● Challenge
Below are some records. Pull every line that contains the word "personales".

A block of data

## Begin

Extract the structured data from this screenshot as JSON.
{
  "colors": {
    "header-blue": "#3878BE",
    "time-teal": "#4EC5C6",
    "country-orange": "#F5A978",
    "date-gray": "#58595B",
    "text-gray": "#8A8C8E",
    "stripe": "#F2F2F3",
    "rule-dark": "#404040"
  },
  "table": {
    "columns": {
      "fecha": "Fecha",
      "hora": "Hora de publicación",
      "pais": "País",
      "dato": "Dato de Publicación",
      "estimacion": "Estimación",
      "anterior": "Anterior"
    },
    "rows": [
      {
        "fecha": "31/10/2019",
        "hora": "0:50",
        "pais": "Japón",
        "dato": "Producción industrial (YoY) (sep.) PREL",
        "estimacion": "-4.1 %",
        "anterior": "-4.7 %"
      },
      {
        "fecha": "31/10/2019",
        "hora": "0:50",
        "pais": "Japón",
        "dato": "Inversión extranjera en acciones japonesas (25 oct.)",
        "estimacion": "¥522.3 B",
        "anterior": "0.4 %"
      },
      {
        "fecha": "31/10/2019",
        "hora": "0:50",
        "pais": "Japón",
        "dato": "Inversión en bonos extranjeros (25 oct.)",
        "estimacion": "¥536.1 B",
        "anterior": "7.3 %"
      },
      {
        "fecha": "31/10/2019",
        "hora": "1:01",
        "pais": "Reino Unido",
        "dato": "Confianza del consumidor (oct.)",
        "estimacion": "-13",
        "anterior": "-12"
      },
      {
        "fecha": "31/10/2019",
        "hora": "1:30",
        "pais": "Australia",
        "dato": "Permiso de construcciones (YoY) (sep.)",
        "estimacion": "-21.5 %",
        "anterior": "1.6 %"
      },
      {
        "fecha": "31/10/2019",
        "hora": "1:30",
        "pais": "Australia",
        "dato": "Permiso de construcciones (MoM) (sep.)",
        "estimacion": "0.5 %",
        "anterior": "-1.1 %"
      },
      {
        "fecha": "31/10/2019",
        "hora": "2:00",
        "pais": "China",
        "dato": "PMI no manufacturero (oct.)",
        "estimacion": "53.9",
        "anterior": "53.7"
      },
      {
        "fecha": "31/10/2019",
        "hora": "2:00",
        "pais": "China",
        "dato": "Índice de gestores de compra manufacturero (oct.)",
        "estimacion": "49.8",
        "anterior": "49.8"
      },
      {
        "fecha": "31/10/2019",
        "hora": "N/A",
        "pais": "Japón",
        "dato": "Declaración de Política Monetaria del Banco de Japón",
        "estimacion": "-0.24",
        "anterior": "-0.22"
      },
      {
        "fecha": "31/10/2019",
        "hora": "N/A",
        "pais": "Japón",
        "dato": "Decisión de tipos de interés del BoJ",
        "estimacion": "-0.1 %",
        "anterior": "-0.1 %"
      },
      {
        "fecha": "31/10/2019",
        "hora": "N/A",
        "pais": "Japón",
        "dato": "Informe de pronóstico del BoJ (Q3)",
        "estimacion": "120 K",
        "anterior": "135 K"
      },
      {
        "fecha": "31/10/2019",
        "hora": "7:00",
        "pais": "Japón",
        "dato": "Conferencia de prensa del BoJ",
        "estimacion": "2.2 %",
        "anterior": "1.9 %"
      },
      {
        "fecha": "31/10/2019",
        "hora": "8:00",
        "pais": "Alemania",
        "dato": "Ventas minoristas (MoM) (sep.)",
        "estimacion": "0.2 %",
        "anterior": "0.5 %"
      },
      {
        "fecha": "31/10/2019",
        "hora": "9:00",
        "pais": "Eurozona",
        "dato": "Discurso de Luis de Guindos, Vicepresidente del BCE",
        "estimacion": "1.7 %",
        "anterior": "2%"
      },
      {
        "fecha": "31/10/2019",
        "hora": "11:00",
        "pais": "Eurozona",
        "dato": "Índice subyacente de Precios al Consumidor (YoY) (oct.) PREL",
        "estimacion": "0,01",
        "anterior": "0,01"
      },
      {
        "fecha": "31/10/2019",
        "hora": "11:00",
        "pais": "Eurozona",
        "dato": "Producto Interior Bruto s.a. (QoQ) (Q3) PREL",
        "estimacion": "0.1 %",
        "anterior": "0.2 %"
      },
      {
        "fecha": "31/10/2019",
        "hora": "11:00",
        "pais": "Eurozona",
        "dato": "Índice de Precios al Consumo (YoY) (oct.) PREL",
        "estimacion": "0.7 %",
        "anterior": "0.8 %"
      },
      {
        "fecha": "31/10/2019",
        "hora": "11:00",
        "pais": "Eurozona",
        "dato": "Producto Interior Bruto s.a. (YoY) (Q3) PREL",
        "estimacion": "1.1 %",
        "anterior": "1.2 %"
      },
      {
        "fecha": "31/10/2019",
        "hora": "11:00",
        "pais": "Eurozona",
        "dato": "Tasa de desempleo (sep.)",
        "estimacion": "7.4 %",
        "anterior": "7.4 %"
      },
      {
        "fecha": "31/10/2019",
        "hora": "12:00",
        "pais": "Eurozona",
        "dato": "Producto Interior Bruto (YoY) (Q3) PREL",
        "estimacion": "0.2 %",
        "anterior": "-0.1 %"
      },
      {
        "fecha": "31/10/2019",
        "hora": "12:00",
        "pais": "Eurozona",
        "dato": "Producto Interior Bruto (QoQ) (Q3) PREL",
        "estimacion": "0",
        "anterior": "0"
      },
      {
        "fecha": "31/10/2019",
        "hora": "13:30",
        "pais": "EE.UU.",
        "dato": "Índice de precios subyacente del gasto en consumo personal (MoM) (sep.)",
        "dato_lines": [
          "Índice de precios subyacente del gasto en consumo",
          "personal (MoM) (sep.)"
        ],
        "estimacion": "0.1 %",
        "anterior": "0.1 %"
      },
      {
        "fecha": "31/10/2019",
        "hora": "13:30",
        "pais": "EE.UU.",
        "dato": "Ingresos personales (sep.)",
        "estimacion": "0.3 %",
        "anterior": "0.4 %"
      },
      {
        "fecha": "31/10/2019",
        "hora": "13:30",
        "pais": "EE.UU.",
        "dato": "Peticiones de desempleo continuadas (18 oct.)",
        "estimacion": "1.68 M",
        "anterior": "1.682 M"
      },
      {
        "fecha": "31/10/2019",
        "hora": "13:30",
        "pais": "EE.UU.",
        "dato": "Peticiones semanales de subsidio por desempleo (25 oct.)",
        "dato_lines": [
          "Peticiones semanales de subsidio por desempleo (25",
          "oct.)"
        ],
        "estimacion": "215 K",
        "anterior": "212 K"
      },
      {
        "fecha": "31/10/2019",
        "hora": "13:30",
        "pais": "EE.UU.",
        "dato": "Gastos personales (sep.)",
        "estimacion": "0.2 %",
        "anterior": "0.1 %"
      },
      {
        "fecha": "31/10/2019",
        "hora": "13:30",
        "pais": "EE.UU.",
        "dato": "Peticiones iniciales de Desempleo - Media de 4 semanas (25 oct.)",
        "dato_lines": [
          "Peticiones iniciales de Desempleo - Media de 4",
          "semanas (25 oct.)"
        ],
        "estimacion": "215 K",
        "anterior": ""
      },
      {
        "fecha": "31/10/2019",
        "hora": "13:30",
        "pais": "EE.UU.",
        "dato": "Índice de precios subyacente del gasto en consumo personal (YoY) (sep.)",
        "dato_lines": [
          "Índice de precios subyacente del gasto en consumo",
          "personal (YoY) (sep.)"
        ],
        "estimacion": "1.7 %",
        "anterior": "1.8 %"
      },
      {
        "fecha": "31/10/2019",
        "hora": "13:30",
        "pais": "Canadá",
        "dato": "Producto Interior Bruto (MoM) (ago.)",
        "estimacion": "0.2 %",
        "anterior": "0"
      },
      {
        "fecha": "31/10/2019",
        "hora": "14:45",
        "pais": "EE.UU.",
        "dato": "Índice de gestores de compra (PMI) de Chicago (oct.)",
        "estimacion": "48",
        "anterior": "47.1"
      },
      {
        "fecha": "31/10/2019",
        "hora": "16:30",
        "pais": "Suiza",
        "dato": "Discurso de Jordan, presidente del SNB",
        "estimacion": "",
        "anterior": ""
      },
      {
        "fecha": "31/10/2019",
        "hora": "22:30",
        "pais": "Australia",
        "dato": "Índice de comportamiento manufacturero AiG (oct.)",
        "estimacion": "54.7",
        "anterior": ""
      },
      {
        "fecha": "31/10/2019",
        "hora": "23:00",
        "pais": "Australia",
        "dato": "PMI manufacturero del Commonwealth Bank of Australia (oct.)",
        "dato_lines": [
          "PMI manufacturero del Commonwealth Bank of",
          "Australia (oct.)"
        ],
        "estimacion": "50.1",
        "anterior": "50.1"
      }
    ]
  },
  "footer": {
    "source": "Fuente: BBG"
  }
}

## End

● Complete output
        "dato": "Ingresos personales (sep.)",
        "dato": "Gastos personales (sep.)",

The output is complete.